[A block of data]
------
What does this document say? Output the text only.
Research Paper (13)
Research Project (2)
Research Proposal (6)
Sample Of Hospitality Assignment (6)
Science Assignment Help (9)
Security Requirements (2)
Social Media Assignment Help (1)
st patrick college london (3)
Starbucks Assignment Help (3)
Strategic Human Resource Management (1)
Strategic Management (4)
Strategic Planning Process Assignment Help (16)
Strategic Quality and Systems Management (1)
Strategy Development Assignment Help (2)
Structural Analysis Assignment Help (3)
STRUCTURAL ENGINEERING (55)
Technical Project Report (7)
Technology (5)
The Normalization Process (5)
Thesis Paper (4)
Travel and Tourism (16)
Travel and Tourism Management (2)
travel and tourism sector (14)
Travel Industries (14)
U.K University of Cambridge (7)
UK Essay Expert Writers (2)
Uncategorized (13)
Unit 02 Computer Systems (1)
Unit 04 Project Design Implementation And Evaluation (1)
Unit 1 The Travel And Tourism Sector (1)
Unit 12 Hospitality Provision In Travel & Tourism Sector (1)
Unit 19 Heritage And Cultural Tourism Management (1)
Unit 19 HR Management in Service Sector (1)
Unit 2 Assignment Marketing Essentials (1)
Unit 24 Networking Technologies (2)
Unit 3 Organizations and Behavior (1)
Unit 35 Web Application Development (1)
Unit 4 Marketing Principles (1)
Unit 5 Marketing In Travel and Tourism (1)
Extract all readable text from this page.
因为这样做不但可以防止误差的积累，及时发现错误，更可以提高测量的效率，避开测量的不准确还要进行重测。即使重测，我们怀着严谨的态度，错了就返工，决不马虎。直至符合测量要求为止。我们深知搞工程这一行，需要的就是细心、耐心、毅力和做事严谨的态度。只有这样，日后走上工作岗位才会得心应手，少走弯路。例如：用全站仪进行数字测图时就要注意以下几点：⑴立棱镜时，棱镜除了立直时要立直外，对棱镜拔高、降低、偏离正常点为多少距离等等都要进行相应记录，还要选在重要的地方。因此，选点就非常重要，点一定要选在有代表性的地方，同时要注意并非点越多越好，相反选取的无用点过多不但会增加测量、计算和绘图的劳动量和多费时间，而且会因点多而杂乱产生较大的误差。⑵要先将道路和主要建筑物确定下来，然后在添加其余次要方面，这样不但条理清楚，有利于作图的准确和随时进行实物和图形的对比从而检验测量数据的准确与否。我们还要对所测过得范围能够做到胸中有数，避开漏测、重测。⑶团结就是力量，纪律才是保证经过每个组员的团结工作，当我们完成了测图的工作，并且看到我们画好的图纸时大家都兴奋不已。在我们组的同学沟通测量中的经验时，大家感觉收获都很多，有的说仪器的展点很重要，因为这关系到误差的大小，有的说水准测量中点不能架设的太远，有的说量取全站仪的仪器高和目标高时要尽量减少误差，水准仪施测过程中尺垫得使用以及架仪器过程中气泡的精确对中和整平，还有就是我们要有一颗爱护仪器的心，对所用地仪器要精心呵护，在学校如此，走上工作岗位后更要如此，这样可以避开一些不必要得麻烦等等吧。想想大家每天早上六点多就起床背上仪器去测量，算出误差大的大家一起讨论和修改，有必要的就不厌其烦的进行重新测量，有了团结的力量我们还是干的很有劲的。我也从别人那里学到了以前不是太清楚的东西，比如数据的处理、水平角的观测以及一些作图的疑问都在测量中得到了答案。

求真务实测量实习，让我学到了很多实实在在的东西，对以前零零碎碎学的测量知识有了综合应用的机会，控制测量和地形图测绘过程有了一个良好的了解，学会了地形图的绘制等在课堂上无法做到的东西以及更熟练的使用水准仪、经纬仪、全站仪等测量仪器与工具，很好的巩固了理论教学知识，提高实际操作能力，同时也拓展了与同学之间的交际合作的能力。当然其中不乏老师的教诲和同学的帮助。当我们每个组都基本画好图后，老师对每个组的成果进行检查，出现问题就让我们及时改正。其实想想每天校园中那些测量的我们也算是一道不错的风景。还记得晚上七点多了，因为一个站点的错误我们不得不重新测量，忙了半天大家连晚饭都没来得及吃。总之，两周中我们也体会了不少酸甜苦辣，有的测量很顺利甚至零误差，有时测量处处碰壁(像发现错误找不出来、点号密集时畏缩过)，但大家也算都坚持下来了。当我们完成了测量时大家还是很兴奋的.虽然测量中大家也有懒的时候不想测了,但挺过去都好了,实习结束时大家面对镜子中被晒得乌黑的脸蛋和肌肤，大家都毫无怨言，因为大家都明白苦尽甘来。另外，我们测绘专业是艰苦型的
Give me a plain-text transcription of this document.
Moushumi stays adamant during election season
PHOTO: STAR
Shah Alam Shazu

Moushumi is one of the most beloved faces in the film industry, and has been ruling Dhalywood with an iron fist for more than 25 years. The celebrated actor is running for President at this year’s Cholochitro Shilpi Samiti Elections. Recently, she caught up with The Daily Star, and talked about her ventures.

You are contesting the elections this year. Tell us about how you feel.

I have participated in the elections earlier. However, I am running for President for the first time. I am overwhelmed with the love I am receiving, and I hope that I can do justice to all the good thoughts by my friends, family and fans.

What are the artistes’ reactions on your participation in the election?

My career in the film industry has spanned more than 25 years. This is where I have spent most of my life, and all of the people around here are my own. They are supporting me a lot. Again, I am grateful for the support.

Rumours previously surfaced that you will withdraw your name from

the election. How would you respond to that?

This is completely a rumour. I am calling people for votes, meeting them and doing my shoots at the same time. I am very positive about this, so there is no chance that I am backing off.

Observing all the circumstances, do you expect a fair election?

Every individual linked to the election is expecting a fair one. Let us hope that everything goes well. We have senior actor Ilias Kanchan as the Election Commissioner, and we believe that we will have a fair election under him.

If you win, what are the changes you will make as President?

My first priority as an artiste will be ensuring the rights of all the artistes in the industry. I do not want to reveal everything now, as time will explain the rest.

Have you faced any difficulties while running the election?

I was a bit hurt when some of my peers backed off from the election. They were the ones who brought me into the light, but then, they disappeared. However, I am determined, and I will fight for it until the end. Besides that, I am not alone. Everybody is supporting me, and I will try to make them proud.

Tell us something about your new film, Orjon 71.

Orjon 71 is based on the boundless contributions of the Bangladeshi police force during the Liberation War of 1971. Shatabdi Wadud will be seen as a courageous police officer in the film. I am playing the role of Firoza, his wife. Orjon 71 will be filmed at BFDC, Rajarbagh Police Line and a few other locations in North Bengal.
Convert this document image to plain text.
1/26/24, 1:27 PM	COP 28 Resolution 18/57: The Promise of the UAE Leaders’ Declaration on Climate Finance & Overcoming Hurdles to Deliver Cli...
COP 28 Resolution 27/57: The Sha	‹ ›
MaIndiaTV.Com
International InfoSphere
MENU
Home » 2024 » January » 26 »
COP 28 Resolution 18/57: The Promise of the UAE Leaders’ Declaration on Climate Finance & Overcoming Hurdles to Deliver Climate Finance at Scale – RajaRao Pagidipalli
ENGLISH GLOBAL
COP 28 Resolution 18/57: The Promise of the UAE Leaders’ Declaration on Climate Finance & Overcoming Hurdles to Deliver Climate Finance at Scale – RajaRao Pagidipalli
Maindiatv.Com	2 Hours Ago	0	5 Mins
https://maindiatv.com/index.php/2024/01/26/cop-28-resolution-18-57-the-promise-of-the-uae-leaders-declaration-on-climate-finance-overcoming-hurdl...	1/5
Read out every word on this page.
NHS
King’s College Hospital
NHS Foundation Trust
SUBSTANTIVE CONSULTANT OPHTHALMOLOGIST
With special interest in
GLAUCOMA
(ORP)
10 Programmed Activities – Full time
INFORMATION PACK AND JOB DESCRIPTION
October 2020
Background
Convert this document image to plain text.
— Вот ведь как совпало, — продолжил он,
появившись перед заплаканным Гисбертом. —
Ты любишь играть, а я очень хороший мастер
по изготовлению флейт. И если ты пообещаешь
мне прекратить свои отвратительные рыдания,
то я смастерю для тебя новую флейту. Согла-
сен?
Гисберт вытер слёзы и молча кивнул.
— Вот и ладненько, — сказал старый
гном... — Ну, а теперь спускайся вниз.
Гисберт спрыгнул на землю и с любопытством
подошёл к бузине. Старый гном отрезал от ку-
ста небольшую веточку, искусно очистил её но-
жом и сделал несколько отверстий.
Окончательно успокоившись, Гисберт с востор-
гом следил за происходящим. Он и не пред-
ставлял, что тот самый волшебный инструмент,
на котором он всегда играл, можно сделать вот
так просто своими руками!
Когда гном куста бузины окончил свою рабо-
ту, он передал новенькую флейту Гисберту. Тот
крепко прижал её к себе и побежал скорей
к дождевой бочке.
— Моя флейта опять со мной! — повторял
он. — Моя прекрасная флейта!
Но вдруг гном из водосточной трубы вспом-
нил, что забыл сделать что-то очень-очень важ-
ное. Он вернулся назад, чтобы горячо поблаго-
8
------
→ **Short problem**:
From the entries above, list each line with "очень" in it.

→ **Finished exercise**:
Ты любишь играть, а я очень хороший мастер
нил, что забыл сделать что-то очень-очень важ-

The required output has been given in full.